## START RAW DATA
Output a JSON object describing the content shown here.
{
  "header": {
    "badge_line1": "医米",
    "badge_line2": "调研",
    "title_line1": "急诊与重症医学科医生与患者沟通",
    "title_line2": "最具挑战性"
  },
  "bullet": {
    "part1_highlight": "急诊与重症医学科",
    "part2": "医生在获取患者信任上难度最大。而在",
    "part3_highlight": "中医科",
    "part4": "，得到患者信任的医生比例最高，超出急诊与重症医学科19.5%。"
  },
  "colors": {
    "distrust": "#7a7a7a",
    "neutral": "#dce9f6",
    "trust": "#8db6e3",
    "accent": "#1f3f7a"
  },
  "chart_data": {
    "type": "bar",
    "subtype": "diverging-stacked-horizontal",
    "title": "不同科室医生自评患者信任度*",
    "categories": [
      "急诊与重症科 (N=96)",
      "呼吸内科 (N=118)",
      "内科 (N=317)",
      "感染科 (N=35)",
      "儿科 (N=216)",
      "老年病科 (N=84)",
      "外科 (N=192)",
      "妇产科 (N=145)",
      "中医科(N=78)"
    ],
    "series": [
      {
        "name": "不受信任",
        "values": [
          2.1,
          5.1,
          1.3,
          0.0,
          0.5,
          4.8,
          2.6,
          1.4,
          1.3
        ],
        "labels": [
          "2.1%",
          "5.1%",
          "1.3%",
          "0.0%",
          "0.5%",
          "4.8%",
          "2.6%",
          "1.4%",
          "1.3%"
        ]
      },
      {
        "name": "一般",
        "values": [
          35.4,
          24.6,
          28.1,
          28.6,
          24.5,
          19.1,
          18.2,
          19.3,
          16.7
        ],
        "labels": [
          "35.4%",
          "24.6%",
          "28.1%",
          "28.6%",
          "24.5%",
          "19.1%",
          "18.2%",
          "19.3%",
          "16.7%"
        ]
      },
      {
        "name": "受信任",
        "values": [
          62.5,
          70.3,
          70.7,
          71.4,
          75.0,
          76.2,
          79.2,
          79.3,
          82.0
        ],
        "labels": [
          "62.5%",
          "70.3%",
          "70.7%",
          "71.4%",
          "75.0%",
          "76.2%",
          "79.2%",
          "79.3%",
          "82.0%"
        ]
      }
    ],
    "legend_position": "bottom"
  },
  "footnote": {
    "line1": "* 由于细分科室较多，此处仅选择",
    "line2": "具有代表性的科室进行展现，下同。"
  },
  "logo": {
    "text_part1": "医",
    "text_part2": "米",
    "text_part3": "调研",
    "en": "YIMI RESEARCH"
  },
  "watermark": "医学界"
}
## END RAW DATA
### WORK TO DO
Exactly reproduce all of the entries.

### COMPLETE RESPONSE
Output a JSON object describing the content shown here.
{
  "header": {
    "badge_line1": "医米",
    "badge_line2": "调研",
    "title_line1": "急诊与重症医学科医生与患者沟通",
    "title_line2": "最具挑战性"
  },
  "bullet": {
    "part1_highlight": "急诊与重症医学科",
    "part2": "医生在获取患者信任上难度最大。而在",
    "part3_highlight": "中医科",
    "part4": "，得到患者信任的医生比例最高，超出急诊与重症医学科19.5%。"
  },
  "colors": {
    "distrust": "#7a7a7a",
    "neutral": "#dce9f6",
    "trust": "#8db6e3",
    "accent": "#1f3f7a"
  },
  "chart_data": {
    "type": "bar",
    "subtype": "diverging-stacked-horizontal",
    "title": "不同科室医生自评患者信任度*",
    "categories": [
      "急诊与重症科 (N=96)",
      "呼吸内科 (N=118)",
      "内科 (N=317)",
      "感染科 (N=35)",
      "儿科 (N=216)",
      "老年病科 (N=84)",
      "外科 (N=192)",
      "妇产科 (N=145)",
      "中医科(N=78)"
    ],
    "series": [
      {
        "name": "不受信任",
        "values": [
          2.1,
          5.1,
          1.3,
          0.0,
          0.5,
          4.8,
          2.6,
          1.4,
          1.3
        ],
        "labels": [
          "2.1%",
          "5.1%",
          "1.3%",
          "0.0%",
          "0.5%",
          "4.8%",
          "2.6%",
          "1.4%",
          "1.3%"
        ]
      },
      {
        "name": "一般",
        "values": [
          35.4,
          24.6,
          28.1,
          28.6,
          24.5,
          19.1,
          18.2,
          19.3,
          16.7
        ],
        "labels": [
          "35.4%",
          "24.6%",
          "28.1%",
          "28.6%",
          "24.5%",
          "19.1%",
          "18.2%",
          "19.3%",
          "16.7%"
        ]
      },
      {
        "name": "受信任",
        "values": [
          62.5,
          70.3,
          70.7,
          71.4,
          75.0,
          76.2,
          79.2,
          79.3,
          82.0
        ],
        "labels": [
          "62.5%",
          "70.3%",
          "70.7%",
          "71.4%",
          "75.0%",
          "76.2%",
          "79.2%",
          "79.3%",
          "82.0%"
        ]
      }
    ],
    "legend_position": "bottom"
  },
  "footnote": {
    "line1": "* 由于细分科室较多，此处仅选择",
    "line2": "具有代表性的科室进行展现，下同。"
  },
  "logo": {
    "text_part1": "医",
    "text_part2": "米",
    "text_part3": "调研",
    "en": "YIMI RESEARCH"
  },
  "watermark": "医学界"
}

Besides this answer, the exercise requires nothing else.